THE PROBLEM
Tell how many lines in these records contain the string "Recipients", with only the number as the reply.

Recorded data
■ ■ ■ ■ ■
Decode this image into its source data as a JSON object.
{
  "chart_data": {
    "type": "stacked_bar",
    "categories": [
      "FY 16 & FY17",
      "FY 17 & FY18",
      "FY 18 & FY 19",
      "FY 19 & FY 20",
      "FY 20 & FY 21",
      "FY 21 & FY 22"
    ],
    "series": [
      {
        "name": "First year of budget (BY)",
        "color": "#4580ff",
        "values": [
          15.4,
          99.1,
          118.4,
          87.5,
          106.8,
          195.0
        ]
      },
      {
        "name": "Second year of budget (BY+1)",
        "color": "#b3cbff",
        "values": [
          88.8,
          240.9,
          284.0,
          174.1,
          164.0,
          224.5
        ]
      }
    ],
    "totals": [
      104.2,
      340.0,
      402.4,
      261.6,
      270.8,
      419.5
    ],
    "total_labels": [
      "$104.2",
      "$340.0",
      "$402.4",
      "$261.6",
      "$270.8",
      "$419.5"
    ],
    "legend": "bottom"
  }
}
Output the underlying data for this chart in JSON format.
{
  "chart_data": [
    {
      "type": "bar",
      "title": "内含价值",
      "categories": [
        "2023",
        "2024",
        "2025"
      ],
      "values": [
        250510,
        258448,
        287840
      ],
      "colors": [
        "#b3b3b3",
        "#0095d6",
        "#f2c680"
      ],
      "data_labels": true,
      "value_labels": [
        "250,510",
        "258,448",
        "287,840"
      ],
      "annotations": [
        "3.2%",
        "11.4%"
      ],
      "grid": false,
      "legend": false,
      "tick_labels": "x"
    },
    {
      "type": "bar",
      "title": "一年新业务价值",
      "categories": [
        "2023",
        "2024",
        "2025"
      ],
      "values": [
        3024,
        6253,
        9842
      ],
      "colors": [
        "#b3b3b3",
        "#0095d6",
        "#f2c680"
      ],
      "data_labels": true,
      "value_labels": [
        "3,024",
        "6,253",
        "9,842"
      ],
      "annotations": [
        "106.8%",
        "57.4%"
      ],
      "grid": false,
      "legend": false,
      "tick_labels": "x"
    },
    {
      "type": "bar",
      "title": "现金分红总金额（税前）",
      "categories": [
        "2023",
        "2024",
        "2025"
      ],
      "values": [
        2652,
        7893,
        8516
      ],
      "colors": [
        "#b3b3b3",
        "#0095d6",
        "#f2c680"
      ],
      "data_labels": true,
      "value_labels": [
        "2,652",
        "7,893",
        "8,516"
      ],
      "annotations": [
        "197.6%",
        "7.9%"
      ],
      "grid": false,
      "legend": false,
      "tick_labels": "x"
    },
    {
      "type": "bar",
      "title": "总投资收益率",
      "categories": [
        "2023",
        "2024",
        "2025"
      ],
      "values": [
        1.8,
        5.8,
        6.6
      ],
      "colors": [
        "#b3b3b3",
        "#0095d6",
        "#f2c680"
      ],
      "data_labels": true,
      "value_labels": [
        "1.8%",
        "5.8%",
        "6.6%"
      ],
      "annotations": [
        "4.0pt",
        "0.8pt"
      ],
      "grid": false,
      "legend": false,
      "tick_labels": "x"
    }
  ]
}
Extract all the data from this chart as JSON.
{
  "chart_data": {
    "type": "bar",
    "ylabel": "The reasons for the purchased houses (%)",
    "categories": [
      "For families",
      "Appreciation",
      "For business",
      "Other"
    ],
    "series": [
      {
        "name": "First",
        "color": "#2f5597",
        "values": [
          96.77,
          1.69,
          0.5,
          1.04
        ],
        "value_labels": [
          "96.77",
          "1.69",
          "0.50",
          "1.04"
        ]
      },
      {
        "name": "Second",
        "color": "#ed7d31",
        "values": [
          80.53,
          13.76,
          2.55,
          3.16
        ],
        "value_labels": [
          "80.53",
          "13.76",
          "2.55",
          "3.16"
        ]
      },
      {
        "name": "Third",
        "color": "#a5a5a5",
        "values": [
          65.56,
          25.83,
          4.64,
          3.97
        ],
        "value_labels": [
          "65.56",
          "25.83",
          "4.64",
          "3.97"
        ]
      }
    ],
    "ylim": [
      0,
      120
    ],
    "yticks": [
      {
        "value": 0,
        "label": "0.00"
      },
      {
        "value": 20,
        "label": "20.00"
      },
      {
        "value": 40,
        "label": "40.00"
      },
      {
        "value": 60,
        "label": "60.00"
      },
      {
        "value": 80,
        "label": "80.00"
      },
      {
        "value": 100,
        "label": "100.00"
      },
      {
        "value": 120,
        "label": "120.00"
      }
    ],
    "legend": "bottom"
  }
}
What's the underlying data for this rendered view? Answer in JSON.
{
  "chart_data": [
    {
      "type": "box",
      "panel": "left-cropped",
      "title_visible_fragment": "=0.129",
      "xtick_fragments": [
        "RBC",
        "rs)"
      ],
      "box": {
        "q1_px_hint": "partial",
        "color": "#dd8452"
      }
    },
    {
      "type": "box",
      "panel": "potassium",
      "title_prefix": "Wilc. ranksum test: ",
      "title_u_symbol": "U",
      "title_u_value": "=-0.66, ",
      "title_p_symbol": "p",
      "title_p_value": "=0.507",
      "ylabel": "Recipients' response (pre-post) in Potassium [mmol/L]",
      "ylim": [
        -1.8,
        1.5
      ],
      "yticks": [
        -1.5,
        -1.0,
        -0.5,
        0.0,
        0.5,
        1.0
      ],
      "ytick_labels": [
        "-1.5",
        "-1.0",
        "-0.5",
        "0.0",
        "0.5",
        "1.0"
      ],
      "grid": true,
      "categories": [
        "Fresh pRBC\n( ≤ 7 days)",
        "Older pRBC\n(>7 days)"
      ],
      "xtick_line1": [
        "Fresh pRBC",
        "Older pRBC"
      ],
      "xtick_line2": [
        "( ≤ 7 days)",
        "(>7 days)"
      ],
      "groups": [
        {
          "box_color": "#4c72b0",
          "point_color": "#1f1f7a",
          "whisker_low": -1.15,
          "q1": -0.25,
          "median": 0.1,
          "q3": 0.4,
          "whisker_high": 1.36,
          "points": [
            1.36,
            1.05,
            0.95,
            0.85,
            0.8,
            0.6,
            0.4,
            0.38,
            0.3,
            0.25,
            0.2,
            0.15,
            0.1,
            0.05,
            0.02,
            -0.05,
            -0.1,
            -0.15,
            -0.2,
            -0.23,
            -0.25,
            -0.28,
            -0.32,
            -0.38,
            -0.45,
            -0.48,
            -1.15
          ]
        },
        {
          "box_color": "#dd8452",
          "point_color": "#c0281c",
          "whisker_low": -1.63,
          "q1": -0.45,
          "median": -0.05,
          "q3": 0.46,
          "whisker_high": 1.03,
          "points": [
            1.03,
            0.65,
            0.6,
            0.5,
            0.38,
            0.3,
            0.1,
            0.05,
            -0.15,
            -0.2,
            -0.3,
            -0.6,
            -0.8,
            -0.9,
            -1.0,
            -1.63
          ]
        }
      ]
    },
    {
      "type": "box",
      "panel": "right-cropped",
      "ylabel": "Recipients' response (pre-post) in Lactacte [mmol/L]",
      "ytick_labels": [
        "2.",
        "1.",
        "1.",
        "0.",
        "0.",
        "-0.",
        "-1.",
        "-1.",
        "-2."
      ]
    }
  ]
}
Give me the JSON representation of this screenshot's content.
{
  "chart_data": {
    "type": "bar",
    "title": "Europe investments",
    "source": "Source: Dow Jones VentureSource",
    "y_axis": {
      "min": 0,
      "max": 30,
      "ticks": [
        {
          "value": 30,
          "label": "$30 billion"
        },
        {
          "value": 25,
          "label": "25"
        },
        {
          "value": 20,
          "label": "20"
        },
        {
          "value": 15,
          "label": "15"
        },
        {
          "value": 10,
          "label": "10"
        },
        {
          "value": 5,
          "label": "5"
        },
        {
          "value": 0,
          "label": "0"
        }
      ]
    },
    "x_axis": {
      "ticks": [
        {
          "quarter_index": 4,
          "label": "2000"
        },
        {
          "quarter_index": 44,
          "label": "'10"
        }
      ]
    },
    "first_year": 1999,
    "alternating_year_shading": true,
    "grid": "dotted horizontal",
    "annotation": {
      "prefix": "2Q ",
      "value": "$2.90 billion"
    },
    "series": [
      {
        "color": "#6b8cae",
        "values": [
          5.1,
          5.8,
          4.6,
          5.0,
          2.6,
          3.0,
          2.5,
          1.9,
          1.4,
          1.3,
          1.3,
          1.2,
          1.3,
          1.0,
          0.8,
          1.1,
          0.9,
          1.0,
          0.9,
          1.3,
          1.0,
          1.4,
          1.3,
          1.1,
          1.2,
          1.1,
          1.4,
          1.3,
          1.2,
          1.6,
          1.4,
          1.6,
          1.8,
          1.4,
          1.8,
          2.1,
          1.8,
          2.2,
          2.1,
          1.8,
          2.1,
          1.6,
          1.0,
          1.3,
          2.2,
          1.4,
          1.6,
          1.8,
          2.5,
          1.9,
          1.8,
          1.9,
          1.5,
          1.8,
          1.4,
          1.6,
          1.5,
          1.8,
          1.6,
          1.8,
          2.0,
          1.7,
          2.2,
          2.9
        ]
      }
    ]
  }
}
■ ■ ■ ■ ■
THE RESULT
2